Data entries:
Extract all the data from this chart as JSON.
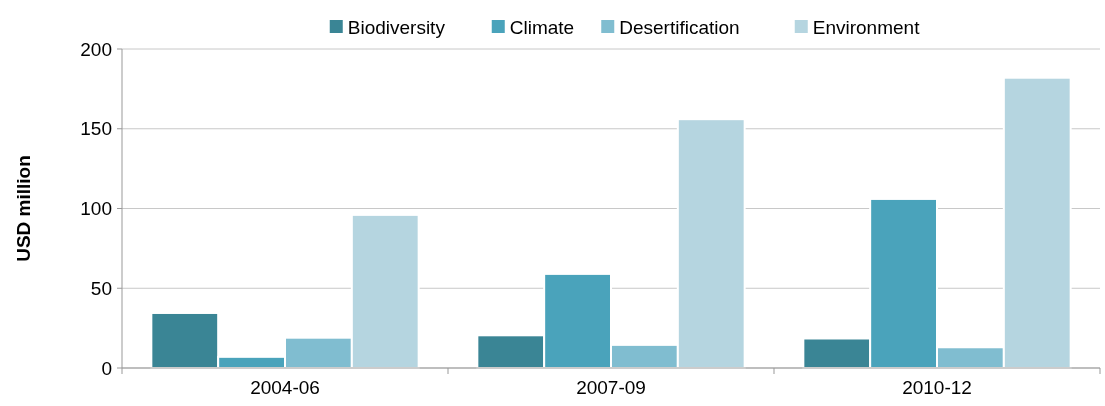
{
  "chart_data": {
    "type": "bar",
    "ylabel": "USD million",
    "categories": [
      "2004-06",
      "2007-09",
      "2010-12"
    ],
    "series": [
      {
        "name": "Biodiversity",
        "color": "#3a8595",
        "values": [
          34.5,
          20.5,
          18.5
        ]
      },
      {
        "name": "Climate",
        "color": "#4aa3bb",
        "values": [
          7,
          59,
          106
        ]
      },
      {
        "name": "Desertification",
        "color": "#80bdd0",
        "values": [
          19,
          14.5,
          13
        ]
      },
      {
        "name": "Environment",
        "color": "#b5d5e0",
        "values": [
          96,
          156,
          182
        ]
      }
    ],
    "ylim": [
      0,
      200
    ],
    "yticks": [
      0,
      50,
      100,
      150,
      200
    ],
    "grid": "y",
    "legend": "top"
  }
}
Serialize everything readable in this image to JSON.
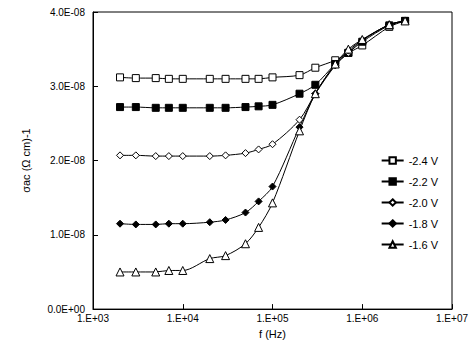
{
  "chart_data": {
    "type": "line",
    "x_label": "f (Hz)",
    "y_label": "σac (Ω cm)-1",
    "log": "x",
    "grid": false,
    "legend": "right",
    "x": [
      2000,
      3000,
      5000,
      7000,
      10000,
      20000,
      30000,
      50000,
      70000,
      100000,
      200000,
      300000,
      500000,
      700000,
      1000000,
      2000000,
      3000000
    ],
    "xlim": [
      1000,
      10000000
    ],
    "xticks": [
      {
        "value": 1000,
        "label": "1.E+03"
      },
      {
        "value": 10000,
        "label": "1.E+04"
      },
      {
        "value": 100000,
        "label": "1.E+05"
      },
      {
        "value": 1000000,
        "label": "1.E+06"
      },
      {
        "value": 10000000,
        "label": "1.E+07"
      }
    ],
    "ylim": [
      0,
      4e-08
    ],
    "yticks": [
      {
        "value": 0,
        "label": "0.0E+00"
      },
      {
        "value": 1e-08,
        "label": "1.0E-08"
      },
      {
        "value": 2e-08,
        "label": "2.0E-08"
      },
      {
        "value": 3e-08,
        "label": "3.0E-08"
      },
      {
        "value": 4e-08,
        "label": "4.0E-08"
      }
    ],
    "series": [
      {
        "name": "-2.4 V",
        "color": "#000000",
        "marker": "square-open",
        "values": [
          3.12e-08,
          3.11e-08,
          3.11e-08,
          3.1e-08,
          3.1e-08,
          3.1e-08,
          3.1e-08,
          3.1e-08,
          3.1e-08,
          3.12e-08,
          3.15e-08,
          3.25e-08,
          3.35e-08,
          3.45e-08,
          3.55e-08,
          3.8e-08,
          3.88e-08
        ]
      },
      {
        "name": "-2.2 V",
        "color": "#000000",
        "marker": "square",
        "values": [
          2.72e-08,
          2.72e-08,
          2.71e-08,
          2.71e-08,
          2.71e-08,
          2.71e-08,
          2.71e-08,
          2.72e-08,
          2.73e-08,
          2.75e-08,
          2.9e-08,
          3.02e-08,
          3.3e-08,
          3.45e-08,
          3.6e-08,
          3.82e-08,
          3.88e-08
        ]
      },
      {
        "name": "-2.0 V",
        "color": "#000000",
        "marker": "diamond-open",
        "values": [
          2.07e-08,
          2.07e-08,
          2.06e-08,
          2.06e-08,
          2.06e-08,
          2.06e-08,
          2.07e-08,
          2.1e-08,
          2.15e-08,
          2.22e-08,
          2.55e-08,
          2.9e-08,
          3.28e-08,
          3.45e-08,
          3.62e-08,
          3.83e-08,
          3.88e-08
        ]
      },
      {
        "name": "-1.8 V",
        "color": "#000000",
        "marker": "diamond",
        "values": [
          1.15e-08,
          1.14e-08,
          1.14e-08,
          1.15e-08,
          1.15e-08,
          1.17e-08,
          1.2e-08,
          1.3e-08,
          1.45e-08,
          1.65e-08,
          2.45e-08,
          2.9e-08,
          3.3e-08,
          3.48e-08,
          3.62e-08,
          3.83e-08,
          3.88e-08
        ]
      },
      {
        "name": "-1.6 V",
        "color": "#000000",
        "marker": "triangle-open",
        "values": [
          5e-09,
          5e-09,
          5e-09,
          5.2e-09,
          5.2e-09,
          6.8e-09,
          7.2e-09,
          8.8e-09,
          1.1e-08,
          1.43e-08,
          2.4e-08,
          2.9e-08,
          3.3e-08,
          3.5e-08,
          3.63e-08,
          3.83e-08,
          3.88e-08
        ]
      }
    ]
  }
}
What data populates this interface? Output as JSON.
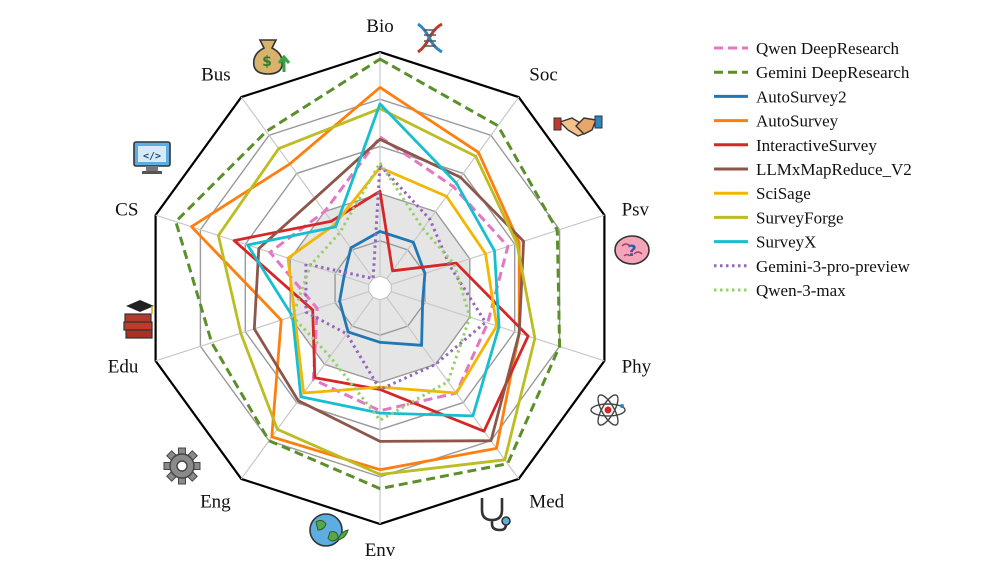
{
  "chart_data": {
    "type": "radar",
    "title": "",
    "axes": [
      "Bio",
      "Soc",
      "Psv",
      "Phy",
      "Med",
      "Env",
      "Eng",
      "Edu",
      "CS",
      "Bus"
    ],
    "axis_icons": [
      "dna-icon",
      "handshake-icon",
      "brain-icon",
      "atom-icon",
      "stethoscope-icon",
      "earth-icon",
      "gear-icon",
      "books-icon",
      "monitor-code-icon",
      "money-bag-icon"
    ],
    "range": [
      0,
      1
    ],
    "rings": 5,
    "grid": true,
    "legend_position": "top-right",
    "series": [
      {
        "name": "Qwen DeepResearch",
        "color": "#e377c2",
        "dash": "dashed",
        "values": [
          0.64,
          0.53,
          0.57,
          0.48,
          0.55,
          0.52,
          0.48,
          0.28,
          0.49,
          0.4
        ]
      },
      {
        "name": "Gemini DeepResearch",
        "color": "#5a8f29",
        "dash": "dashed",
        "values": [
          0.97,
          0.85,
          0.79,
          0.8,
          0.92,
          0.85,
          0.8,
          0.75,
          0.91,
          0.82
        ]
      },
      {
        "name": "AutoSurvey2",
        "color": "#1f77b4",
        "dash": "solid",
        "values": [
          0.24,
          0.24,
          0.2,
          0.19,
          0.3,
          0.23,
          0.23,
          0.18,
          0.16,
          0.21
        ]
      },
      {
        "name": "AutoSurvey",
        "color": "#ff7f0e",
        "dash": "solid",
        "values": [
          0.85,
          0.71,
          0.62,
          0.62,
          0.84,
          0.77,
          0.78,
          0.44,
          0.84,
          0.65
        ]
      },
      {
        "name": "InteractiveSurvey",
        "color": "#d62728",
        "dash": "solid",
        "values": [
          0.41,
          0.09,
          0.34,
          0.66,
          0.75,
          0.43,
          0.47,
          0.3,
          0.65,
          0.35
        ]
      },
      {
        "name": "LLMxMapReduce_V2",
        "color": "#8c564b",
        "dash": "solid",
        "values": [
          0.63,
          0.58,
          0.64,
          0.62,
          0.8,
          0.65,
          0.59,
          0.56,
          0.54,
          0.47
        ]
      },
      {
        "name": "SciSage",
        "color": "#f2b701",
        "dash": "solid",
        "values": [
          0.51,
          0.48,
          0.47,
          0.52,
          0.55,
          0.42,
          0.55,
          0.38,
          0.41,
          0.33
        ]
      },
      {
        "name": "SurveyForge",
        "color": "#bcbd22",
        "dash": "solid",
        "values": [
          0.76,
          0.69,
          0.61,
          0.69,
          0.9,
          0.79,
          0.74,
          0.62,
          0.72,
          0.73
        ]
      },
      {
        "name": "SurveyX",
        "color": "#17becf",
        "dash": "solid",
        "values": [
          0.78,
          0.55,
          0.51,
          0.53,
          0.67,
          0.53,
          0.57,
          0.39,
          0.59,
          0.32
        ]
      },
      {
        "name": "Gemini-3-pro-preview",
        "color": "#9467bd",
        "dash": "dotted",
        "values": [
          0.52,
          0.36,
          0.31,
          0.47,
          0.4,
          0.43,
          0.24,
          0.33,
          0.33,
          0.05
        ]
      },
      {
        "name": "Qwen-3-max",
        "color": "#98d06a",
        "dash": "dotted",
        "values": [
          0.53,
          0.31,
          0.33,
          0.4,
          0.49,
          0.56,
          0.36,
          0.39,
          0.31,
          0.29
        ]
      }
    ]
  }
}
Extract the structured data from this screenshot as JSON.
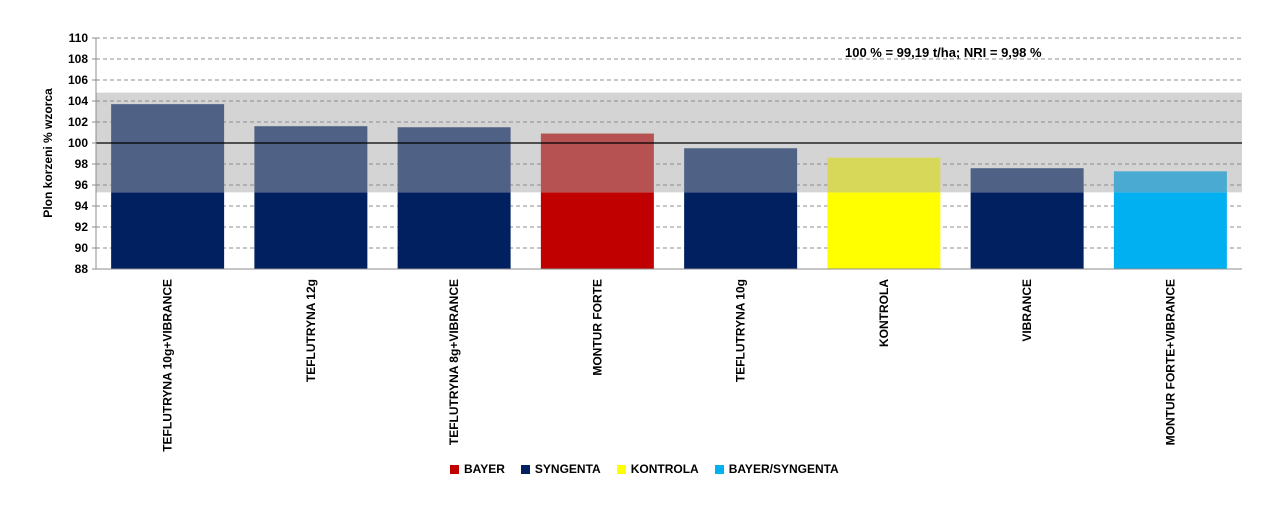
{
  "chart_data": {
    "type": "bar",
    "ylabel": "Plon korzeni % wzorca",
    "xlabel": "",
    "ylim": [
      88,
      110
    ],
    "yticks": [
      88,
      90,
      92,
      94,
      96,
      98,
      100,
      102,
      104,
      106,
      108,
      110
    ],
    "grid": "horizontal dashed",
    "reference_line": 100,
    "nri_band": [
      95.3,
      104.8
    ],
    "annotation": "100 % = 99,19 t/ha; NRI = 9,98 %",
    "categories": [
      "TEFLUTRYNA 10g+VIBRANCE",
      "TEFLUTRYNA 12g",
      "TEFLUTRYNA 8g+VIBRANCE",
      "MONTUR FORTE",
      "TEFLUTRYNA 10g",
      "KONTROLA",
      "VIBRANCE",
      "MONTUR FORTE+VIBRANCE"
    ],
    "values": [
      103.7,
      101.6,
      101.5,
      100.9,
      99.5,
      98.6,
      97.6,
      97.3
    ],
    "groups": [
      "SYNGENTA",
      "SYNGENTA",
      "SYNGENTA",
      "BAYER",
      "SYNGENTA",
      "KONTROLA",
      "SYNGENTA",
      "BAYER/SYNGENTA"
    ],
    "legend": [
      {
        "name": "BAYER",
        "color": "#c00000"
      },
      {
        "name": "SYNGENTA",
        "color": "#002060"
      },
      {
        "name": "KONTROLA",
        "color": "#ffff00"
      },
      {
        "name": "BAYER/SYNGENTA",
        "color": "#00b0f0"
      }
    ],
    "legend_position": "bottom",
    "band_overlay_colors": {
      "SYNGENTA": "#4f6184",
      "BAYER": "#b75252",
      "KONTROLA": "#d7d75a",
      "BAYER/SYNGENTA": "#4aaad2"
    },
    "band_color": "#d4d4d4"
  }
}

EXERCISE => Pick out and copy the lines of the entries that hold the string "TEFLUTRYNA".

COMPLETE RESPONSE =>
      "TEFLUTRYNA 10g+VIBRANCE",
      "TEFLUTRYNA 12g",
      "TEFLUTRYNA 8g+VIBRANCE",
      "TEFLUTRYNA 10g",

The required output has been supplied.